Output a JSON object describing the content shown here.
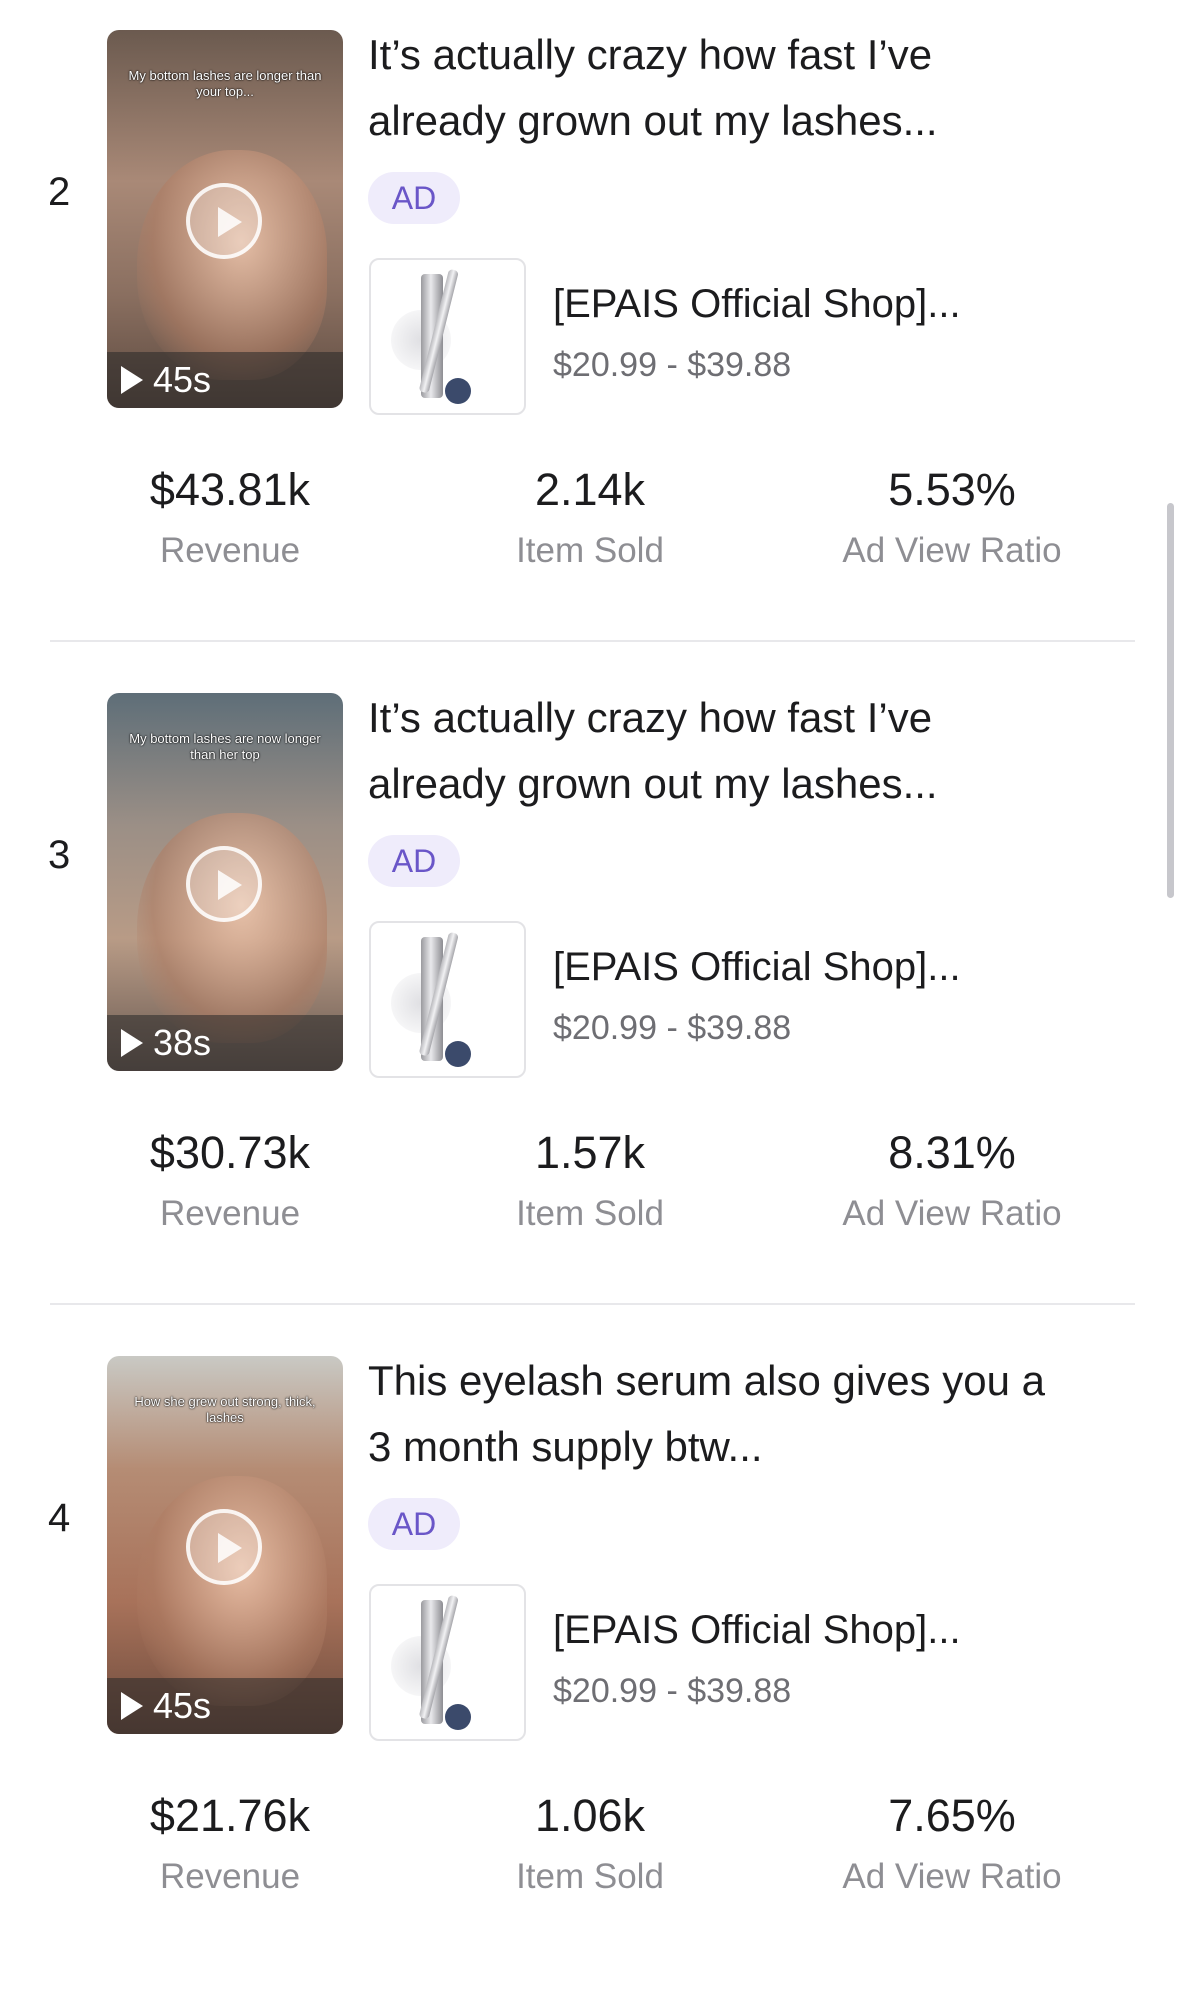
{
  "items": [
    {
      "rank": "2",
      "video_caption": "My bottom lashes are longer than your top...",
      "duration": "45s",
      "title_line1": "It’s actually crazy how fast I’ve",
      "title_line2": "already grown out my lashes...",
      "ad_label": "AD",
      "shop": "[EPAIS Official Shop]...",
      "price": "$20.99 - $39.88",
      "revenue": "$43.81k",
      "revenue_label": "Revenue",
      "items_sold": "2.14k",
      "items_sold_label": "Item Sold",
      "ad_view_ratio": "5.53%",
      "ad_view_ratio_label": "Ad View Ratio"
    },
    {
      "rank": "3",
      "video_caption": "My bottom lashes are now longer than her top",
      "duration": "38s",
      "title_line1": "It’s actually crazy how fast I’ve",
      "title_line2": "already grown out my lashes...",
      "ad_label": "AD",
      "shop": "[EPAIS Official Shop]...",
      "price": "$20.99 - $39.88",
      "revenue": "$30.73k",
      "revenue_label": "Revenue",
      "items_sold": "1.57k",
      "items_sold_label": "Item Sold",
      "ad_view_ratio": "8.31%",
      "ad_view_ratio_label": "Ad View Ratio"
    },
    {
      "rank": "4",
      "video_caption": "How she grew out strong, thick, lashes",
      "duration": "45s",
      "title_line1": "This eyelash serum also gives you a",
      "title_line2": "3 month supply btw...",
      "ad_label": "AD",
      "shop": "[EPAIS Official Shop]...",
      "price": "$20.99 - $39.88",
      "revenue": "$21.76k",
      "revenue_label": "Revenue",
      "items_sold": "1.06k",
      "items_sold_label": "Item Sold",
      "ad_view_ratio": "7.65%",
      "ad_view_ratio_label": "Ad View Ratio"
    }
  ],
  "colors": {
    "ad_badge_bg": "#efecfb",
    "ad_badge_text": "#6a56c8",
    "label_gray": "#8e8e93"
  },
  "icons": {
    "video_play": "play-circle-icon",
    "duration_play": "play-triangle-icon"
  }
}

Work required: Restate the data above word for word. Do not include the images.

Solved exercise:
Output a JSON object describing the content shown here.
{
  "items": [
    {
      "rank": "2",
      "video_caption": "My bottom lashes are longer than your top...",
      "duration": "45s",
      "title_line1": "It’s actually crazy how fast I’ve",
      "title_line2": "already grown out my lashes...",
      "ad_label": "AD",
      "shop": "[EPAIS Official Shop]...",
      "price": "$20.99 - $39.88",
      "revenue": "$43.81k",
      "revenue_label": "Revenue",
      "items_sold": "2.14k",
      "items_sold_label": "Item Sold",
      "ad_view_ratio": "5.53%",
      "ad_view_ratio_label": "Ad View Ratio"
    },
    {
      "rank": "3",
      "video_caption": "My bottom lashes are now longer than her top",
      "duration": "38s",
      "title_line1": "It’s actually crazy how fast I’ve",
      "title_line2": "already grown out my lashes...",
      "ad_label": "AD",
      "shop": "[EPAIS Official Shop]...",
      "price": "$20.99 - $39.88",
      "revenue": "$30.73k",
      "revenue_label": "Revenue",
      "items_sold": "1.57k",
      "items_sold_label": "Item Sold",
      "ad_view_ratio": "8.31%",
      "ad_view_ratio_label": "Ad View Ratio"
    },
    {
      "rank": "4",
      "video_caption": "How she grew out strong, thick, lashes",
      "duration": "45s",
      "title_line1": "This eyelash serum also gives you a",
      "title_line2": "3 month supply btw...",
      "ad_label": "AD",
      "shop": "[EPAIS Official Shop]...",
      "price": "$20.99 - $39.88",
      "revenue": "$21.76k",
      "revenue_label": "Revenue",
      "items_sold": "1.06k",
      "items_sold_label": "Item Sold",
      "ad_view_ratio": "7.65%",
      "ad_view_ratio_label": "Ad View Ratio"
    }
  ],
  "colors": {
    "ad_badge_bg": "#efecfb",
    "ad_badge_text": "#6a56c8",
    "label_gray": "#8e8e93"
  },
  "icons": {
    "video_play": "play-circle-icon",
    "duration_play": "play-triangle-icon"
  }
}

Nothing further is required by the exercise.